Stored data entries
--------------------------------------------------
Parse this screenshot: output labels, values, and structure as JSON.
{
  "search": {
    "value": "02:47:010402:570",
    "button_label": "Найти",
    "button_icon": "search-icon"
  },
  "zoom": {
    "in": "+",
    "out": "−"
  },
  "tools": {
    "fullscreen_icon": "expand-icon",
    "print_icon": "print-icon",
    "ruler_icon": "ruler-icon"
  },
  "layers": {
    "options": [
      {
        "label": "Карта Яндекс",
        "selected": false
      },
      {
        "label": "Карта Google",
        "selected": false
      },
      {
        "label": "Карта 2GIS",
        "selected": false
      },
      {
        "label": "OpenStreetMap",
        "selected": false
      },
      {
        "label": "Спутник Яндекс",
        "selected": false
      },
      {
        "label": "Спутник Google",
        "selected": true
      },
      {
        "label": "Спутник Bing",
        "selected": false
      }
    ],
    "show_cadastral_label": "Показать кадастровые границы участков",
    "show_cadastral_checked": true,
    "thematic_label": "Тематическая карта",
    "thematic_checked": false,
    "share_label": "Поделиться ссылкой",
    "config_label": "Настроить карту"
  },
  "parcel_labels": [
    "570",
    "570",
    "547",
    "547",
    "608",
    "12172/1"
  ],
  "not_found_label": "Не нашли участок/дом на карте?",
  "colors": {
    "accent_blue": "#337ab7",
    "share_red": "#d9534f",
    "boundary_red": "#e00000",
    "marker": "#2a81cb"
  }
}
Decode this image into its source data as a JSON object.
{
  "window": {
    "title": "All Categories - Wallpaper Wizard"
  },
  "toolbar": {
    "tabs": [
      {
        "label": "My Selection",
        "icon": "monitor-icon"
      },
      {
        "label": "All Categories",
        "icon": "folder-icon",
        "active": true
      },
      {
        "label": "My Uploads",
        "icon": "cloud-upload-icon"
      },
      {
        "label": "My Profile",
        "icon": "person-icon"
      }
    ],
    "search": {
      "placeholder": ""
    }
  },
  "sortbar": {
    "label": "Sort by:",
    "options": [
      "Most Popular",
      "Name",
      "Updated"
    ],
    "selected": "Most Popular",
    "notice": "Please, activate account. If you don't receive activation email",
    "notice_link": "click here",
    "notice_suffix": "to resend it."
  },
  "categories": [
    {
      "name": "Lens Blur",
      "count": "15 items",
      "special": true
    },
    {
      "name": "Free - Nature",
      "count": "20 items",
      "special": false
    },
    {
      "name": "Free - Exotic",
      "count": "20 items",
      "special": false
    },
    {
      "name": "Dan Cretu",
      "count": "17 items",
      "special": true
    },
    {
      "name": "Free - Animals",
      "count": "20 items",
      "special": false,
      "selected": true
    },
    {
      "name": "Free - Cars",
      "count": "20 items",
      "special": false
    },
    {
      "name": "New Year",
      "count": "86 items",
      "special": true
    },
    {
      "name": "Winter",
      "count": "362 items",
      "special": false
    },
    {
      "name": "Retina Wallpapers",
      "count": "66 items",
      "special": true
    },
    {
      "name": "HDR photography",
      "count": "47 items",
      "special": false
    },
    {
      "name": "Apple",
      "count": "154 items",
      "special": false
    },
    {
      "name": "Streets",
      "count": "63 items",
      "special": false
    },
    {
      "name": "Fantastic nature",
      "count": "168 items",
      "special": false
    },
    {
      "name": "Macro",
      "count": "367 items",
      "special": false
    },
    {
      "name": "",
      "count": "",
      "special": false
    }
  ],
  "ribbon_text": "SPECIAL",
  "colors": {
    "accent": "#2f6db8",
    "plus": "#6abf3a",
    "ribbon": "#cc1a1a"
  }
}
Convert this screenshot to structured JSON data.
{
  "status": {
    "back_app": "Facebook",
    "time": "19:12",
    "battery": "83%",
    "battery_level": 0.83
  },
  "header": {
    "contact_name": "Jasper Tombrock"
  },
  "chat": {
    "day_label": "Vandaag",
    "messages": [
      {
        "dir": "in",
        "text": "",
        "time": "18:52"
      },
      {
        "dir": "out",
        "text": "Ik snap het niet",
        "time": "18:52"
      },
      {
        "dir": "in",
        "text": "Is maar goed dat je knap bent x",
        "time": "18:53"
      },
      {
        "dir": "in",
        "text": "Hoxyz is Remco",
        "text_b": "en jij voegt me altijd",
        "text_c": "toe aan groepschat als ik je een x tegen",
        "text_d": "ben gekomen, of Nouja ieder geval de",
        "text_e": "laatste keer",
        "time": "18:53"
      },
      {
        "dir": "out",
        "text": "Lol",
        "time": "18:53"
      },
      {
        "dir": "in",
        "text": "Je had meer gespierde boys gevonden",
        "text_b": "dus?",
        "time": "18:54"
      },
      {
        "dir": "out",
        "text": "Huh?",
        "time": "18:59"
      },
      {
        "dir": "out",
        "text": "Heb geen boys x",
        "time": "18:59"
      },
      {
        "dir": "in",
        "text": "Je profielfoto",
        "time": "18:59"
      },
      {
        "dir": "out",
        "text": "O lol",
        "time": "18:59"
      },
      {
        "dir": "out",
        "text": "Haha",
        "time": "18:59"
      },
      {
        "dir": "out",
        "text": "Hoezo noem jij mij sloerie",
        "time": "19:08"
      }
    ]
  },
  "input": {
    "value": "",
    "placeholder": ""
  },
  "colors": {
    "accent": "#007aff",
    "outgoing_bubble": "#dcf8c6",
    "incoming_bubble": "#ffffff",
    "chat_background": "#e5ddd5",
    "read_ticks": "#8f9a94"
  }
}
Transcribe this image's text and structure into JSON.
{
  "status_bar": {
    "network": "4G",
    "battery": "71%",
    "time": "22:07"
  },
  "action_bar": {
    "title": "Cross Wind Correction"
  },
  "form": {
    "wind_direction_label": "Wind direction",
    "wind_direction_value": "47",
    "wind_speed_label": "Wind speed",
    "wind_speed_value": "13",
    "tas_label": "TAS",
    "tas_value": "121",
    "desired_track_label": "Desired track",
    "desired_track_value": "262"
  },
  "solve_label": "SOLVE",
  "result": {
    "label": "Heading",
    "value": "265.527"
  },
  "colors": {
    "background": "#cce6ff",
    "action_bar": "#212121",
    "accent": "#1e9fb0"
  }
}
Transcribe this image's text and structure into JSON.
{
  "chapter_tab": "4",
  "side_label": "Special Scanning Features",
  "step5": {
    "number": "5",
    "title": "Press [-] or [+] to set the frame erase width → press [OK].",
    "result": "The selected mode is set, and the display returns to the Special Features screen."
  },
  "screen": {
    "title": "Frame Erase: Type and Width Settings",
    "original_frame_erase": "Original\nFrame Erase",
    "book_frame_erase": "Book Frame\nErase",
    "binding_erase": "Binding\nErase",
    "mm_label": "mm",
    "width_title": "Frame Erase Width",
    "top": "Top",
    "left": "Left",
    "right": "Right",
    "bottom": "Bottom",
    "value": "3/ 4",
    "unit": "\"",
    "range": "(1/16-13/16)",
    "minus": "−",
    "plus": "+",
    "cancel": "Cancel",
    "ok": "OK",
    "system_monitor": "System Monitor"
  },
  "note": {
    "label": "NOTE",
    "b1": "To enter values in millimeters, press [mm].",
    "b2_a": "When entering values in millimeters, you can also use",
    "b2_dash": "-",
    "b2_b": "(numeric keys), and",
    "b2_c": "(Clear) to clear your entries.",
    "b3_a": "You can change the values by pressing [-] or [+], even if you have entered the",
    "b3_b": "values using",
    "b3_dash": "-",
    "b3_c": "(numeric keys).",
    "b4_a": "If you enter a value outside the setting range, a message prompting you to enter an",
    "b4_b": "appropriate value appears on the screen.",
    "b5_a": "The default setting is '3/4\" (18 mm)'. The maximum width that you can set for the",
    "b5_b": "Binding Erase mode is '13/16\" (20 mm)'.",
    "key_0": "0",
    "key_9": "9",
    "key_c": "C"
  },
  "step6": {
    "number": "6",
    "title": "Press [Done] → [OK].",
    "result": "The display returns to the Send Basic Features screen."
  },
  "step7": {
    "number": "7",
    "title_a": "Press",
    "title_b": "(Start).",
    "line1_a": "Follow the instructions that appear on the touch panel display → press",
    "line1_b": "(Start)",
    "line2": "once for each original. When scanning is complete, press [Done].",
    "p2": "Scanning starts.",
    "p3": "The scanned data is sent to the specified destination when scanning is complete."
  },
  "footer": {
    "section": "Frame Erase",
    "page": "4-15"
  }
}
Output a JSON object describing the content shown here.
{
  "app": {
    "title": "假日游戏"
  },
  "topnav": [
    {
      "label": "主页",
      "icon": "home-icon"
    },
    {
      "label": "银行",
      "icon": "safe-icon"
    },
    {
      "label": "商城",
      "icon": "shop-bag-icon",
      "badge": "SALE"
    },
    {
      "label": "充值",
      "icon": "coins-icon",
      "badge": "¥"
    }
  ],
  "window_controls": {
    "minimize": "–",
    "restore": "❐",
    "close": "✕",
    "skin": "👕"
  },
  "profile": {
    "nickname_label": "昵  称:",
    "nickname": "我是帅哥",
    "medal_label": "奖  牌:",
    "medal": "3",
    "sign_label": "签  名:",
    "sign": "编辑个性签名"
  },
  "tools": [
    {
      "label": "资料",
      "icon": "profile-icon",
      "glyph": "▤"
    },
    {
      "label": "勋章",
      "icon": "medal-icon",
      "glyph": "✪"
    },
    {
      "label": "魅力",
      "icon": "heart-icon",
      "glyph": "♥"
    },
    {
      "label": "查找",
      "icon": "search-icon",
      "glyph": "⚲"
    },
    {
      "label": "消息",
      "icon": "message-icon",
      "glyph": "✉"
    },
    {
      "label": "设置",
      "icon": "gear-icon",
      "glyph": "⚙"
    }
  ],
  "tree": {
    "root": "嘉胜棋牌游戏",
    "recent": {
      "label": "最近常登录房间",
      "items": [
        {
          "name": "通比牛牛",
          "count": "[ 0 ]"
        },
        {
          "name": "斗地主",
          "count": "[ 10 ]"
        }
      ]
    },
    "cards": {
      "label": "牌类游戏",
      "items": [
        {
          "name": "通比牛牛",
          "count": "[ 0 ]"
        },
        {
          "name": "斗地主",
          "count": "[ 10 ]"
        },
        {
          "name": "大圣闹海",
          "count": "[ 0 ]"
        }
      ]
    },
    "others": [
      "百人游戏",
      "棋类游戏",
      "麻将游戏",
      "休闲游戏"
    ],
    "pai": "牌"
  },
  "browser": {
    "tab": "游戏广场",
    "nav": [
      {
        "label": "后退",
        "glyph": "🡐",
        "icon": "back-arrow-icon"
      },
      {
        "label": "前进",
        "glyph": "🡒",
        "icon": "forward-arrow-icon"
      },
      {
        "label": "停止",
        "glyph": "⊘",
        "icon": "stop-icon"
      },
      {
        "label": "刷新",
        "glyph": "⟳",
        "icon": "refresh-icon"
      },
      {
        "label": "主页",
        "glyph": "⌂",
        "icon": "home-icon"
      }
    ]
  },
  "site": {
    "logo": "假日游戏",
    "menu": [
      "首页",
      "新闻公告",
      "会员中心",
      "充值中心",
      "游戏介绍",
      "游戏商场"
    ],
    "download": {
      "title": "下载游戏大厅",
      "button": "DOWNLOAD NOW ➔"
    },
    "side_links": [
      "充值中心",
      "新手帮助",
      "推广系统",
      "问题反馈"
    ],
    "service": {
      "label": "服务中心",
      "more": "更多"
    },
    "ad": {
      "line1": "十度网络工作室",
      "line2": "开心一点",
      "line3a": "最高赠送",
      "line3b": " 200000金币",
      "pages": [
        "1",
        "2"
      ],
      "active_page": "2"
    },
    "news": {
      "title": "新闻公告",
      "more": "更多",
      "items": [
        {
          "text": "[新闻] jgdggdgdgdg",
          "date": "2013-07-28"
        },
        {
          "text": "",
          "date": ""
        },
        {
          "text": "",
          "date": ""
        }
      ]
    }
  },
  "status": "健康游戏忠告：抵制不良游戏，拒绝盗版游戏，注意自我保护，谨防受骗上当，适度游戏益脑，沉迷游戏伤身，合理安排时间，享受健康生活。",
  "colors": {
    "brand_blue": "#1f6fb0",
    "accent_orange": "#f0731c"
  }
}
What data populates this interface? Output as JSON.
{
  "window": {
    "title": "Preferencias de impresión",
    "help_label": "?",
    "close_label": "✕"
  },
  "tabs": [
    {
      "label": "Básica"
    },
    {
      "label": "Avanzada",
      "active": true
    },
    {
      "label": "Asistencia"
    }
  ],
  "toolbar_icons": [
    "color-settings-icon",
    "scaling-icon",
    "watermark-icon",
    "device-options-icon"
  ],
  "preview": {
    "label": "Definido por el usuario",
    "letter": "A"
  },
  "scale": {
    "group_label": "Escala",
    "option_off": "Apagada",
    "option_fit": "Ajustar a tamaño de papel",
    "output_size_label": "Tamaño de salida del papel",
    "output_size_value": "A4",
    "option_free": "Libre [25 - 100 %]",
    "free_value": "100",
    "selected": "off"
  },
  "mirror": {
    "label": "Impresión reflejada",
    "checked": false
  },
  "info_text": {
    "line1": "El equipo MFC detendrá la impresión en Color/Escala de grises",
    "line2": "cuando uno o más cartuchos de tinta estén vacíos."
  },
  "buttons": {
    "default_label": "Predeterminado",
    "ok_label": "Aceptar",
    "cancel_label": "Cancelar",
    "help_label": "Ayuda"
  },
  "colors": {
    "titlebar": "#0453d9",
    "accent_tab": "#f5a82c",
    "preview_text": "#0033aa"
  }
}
--------------------------------------------------
WHAT TO WORK ON → Repeat exactly, and only, the lines from the one containing "What data populates" through the end of the material.

REPLY TO THE EXERCISE →
What data populates this interface? Output as JSON.
{
  "window": {
    "title": "Preferencias de impresión",
    "help_label": "?",
    "close_label": "✕"
  },
  "tabs": [
    {
      "label": "Básica"
    },
    {
      "label": "Avanzada",
      "active": true
    },
    {
      "label": "Asistencia"
    }
  ],
  "toolbar_icons": [
    "color-settings-icon",
    "scaling-icon",
    "watermark-icon",
    "device-options-icon"
  ],
  "preview": {
    "label": "Definido por el usuario",
    "letter": "A"
  },
  "scale": {
    "group_label": "Escala",
    "option_off": "Apagada",
    "option_fit": "Ajustar a tamaño de papel",
    "output_size_label": "Tamaño de salida del papel",
    "output_size_value": "A4",
    "option_free": "Libre [25 - 100 %]",
    "free_value": "100",
    "selected": "off"
  },
  "mirror": {
    "label": "Impresión reflejada",
    "checked": false
  },
  "info_text": {
    "line1": "El equipo MFC detendrá la impresión en Color/Escala de grises",
    "line2": "cuando uno o más cartuchos de tinta estén vacíos."
  },
  "buttons": {
    "default_label": "Predeterminado",
    "ok_label": "Aceptar",
    "cancel_label": "Cancelar",
    "help_label": "Ayuda"
  },
  "colors": {
    "titlebar": "#0453d9",
    "accent_tab": "#f5a82c",
    "preview_text": "#0033aa"
  }
}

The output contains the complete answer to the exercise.